* **Requirement**
Select and reproduce each line of the listing below that bears the string "name".

start Provided information

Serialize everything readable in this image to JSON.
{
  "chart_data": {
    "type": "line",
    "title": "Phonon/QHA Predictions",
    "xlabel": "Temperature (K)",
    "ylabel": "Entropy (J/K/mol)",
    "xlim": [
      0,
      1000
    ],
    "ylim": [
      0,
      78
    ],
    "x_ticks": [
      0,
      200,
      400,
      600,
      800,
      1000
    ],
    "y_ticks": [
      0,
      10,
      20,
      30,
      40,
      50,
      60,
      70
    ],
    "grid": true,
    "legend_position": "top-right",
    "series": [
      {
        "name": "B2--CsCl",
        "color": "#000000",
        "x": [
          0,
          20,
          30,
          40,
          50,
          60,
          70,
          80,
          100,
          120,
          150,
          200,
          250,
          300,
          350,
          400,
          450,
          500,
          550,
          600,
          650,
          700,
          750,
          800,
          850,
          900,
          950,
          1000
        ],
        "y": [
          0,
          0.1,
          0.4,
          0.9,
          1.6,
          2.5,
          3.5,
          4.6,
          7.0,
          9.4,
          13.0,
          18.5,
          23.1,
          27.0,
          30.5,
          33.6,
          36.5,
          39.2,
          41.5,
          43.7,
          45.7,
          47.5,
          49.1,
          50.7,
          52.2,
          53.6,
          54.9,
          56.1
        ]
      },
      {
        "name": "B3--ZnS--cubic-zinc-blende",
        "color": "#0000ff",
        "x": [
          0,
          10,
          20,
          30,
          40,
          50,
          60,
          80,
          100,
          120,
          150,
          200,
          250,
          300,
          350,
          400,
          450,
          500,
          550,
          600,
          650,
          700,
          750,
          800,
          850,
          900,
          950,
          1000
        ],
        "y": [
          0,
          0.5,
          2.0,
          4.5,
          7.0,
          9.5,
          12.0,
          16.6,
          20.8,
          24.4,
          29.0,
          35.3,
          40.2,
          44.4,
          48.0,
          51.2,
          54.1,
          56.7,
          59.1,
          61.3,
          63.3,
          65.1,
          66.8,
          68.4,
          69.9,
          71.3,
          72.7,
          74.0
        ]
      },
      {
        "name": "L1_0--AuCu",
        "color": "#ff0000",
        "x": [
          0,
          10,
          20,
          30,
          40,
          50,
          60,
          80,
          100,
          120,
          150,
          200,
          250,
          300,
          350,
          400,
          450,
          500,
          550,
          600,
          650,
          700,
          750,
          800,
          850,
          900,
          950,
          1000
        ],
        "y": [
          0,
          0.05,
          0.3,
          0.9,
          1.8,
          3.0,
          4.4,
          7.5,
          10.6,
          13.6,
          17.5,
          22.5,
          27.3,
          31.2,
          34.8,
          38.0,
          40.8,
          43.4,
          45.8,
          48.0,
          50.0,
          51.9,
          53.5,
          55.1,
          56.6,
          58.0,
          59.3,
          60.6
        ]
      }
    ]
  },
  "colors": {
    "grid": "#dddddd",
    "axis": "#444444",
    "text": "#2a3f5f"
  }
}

end Provided information

* **Correct response**
        "name": "B2--CsCl",
        "name": "B3--ZnS--cubic-zinc-blende",
        "name": "L1_0--AuCu",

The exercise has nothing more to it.